### What is needed
Quote all entries exactly, leaving pictures aside.

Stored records
* * * *

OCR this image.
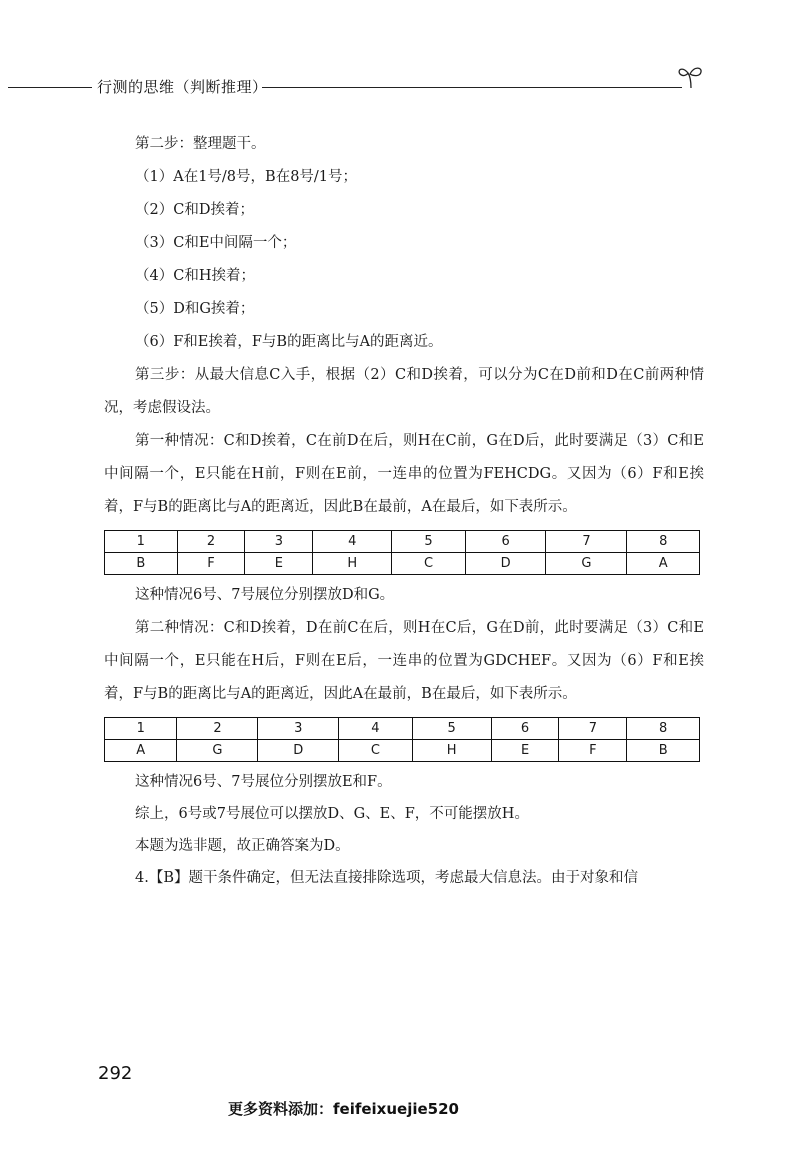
行测的思维（判断推理）

第二步：整理题干。

（1）A在1号/8号，B在8号/1号；

（2）C和D挨着；

（3）C和E中间隔一个；

（4）C和H挨着；

（5）D和G挨着；

（6）F和E挨着，F与B的距离比与A的距离近。

第三步：从最大信息C入手，根据（2）C和D挨着，可以分为C在D前和D在C前两种情况，考虑假设法。

第一种情况：C和D挨着，C在前D在后，则H在C前，G在D后，此时要满足（3）C和E中间隔一个，E只能在H前，F则在E前，一连串的位置为FEHCDG。又因为（6）F和E挨着，F与B的距离比与A的距离近，因此B在最前，A在最后，如下表所示。

1	2	3	4	5	6	7	8
B	F	E	H	C	D	G	A

这种情况6号、7号展位分别摆放D和G。

第二种情况：C和D挨着，D在前C在后，则H在C后，G在D前，此时要满足（3）C和E中间隔一个，E只能在H后，F则在E后，一连串的位置为GDCHEF。又因为（6）F和E挨着，F与B的距离比与A的距离近，因此A在最前，B在最后，如下表所示。

1	2	3	4	5	6	7	8
A	G	D	C	H	E	F	B

这种情况6号、7号展位分别摆放E和F。

综上，6号或7号展位可以摆放D、G、E、F，不可能摆放H。

本题为选非题，故正确答案为D。

4.【B】题干条件确定，但无法直接排除选项，考虑最大信息法。由于对象和信

292
更多资料添加：feifeixuejie520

* * * *

### Solution to the problem
OCR this image.
行测的思维（判断推理）

第二步：整理题干。

（1）A在1号/8号，B在8号/1号；

（2）C和D挨着；

（3）C和E中间隔一个；

（4）C和H挨着；

（5）D和G挨着；

（6）F和E挨着，F与B的距离比与A的距离近。

第三步：从最大信息C入手，根据（2）C和D挨着，可以分为C在D前和D在C前两种情况，考虑假设法。

第一种情况：C和D挨着，C在前D在后，则H在C前，G在D后，此时要满足（3）C和E中间隔一个，E只能在H前，F则在E前，一连串的位置为FEHCDG。又因为（6）F和E挨着，F与B的距离比与A的距离近，因此B在最前，A在最后，如下表所示。

1	2	3	4	5	6	7	8
B	F	E	H	C	D	G	A

这种情况6号、7号展位分别摆放D和G。

第二种情况：C和D挨着，D在前C在后，则H在C后，G在D前，此时要满足（3）C和E中间隔一个，E只能在H后，F则在E后，一连串的位置为GDCHEF。又因为（6）F和E挨着，F与B的距离比与A的距离近，因此A在最前，B在最后，如下表所示。

1	2	3	4	5	6	7	8
A	G	D	C	H	E	F	B

这种情况6号、7号展位分别摆放E和F。

综上，6号或7号展位可以摆放D、G、E、F，不可能摆放H。

本题为选非题，故正确答案为D。

4.【B】题干条件确定，但无法直接排除选项，考虑最大信息法。由于对象和信

292
更多资料添加：feifeixuejie520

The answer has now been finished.